■ WRITTEN INSTRUCTION
From the Python forum thread below on comparing strings and integers, reproduce word for word the passage from "The operators <, >, ==, >=, <=, and" up to and including "but arbitrarily.".

By mistake I coded something like

print ("1" > 1)

and got the result "True". Comparing an integer and a string seems
meaningless to me, and I would prefer to have an exception thrown. Can
someone explain why Python allows comparisons between integers and
strings, and how it handles those cases? Why is "1" > 1?

Pychecker does not warn about the line of code above -- I wish it did.

In my code what I really intended was to convert the "1" to an int and
THEN do a comparison.
Jul 18 '05 #1
5 7276
without knowing any better, its possible "1" translates to 0x31

so it would become

0x31 > 1 ===> True....

David
http://cellphone.duneram.com/index.html

----- Original Message -----
From: <be*******@aol.com>
Newsgroups: comp.lang.python
To: <py*********@python.org>
Sent: Wednesday, May 19, 2004 5:26 PM
Subject: comparing strings and integers

By mistake I coded something like

print ("1" > 1)

and got the result "True". Comparing an integer and a string seems
meaningless to me, and I would prefer to have an exception thrown. Can
someone explain why Python allows comparisons between integers and
strings, and how it handles those cases? Why is "1" > 1?

Pychecker does not warn about the line of code above -- I wish it did.

In my code what I really intended was to convert the "1" to an int and
THEN do a comparison.

Jul 18 '05 #2
On Wednesday 19 May 2004 02:26 pm, be*******@aol.com wrote:
By mistake I coded something like

print ("1" > 1)

and got the result "True". Comparing an integer and a string seems
meaningless to me, and I would prefer to have an exception thrown. Can
someone explain why Python allows comparisons between integers and
strings, and how it handles those cases? Why is "1" > 1?

Pychecker does not warn about the line of code above -- I wish it did.

In my code what I really intended was to convert the "1" to an int and
THEN do a comparison. From the manual:

The operators <, >, ==, >=, <=, and != compare the values of two
objects. The objects need not have the same type. If both are
numbers, they are converted to a common type. Otherwise, objects of
different types always compare unequal, and are ordered consistently
but arbitrarily.

■ GIVEN MATERIAL
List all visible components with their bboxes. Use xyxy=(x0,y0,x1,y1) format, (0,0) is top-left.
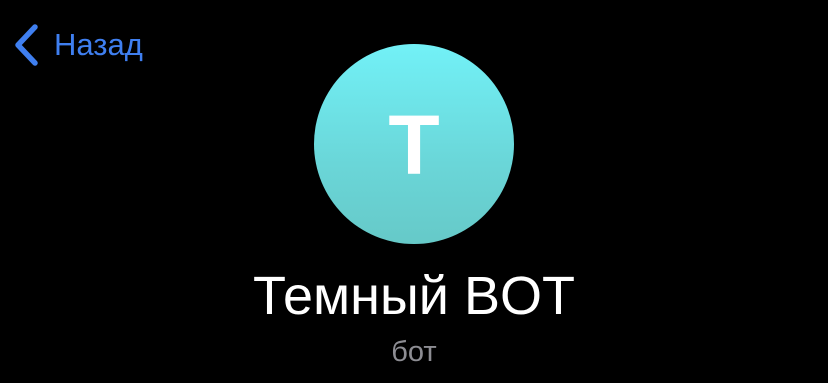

■ IN RESPONSE
The operators <, >, ==, >=, <=, and != compare the values of two
objects. The objects need not have the same type. If both are
numbers, they are converted to a common type. Otherwise, objects of
different types always compare unequal, and are ordered consistently
but arbitrarily.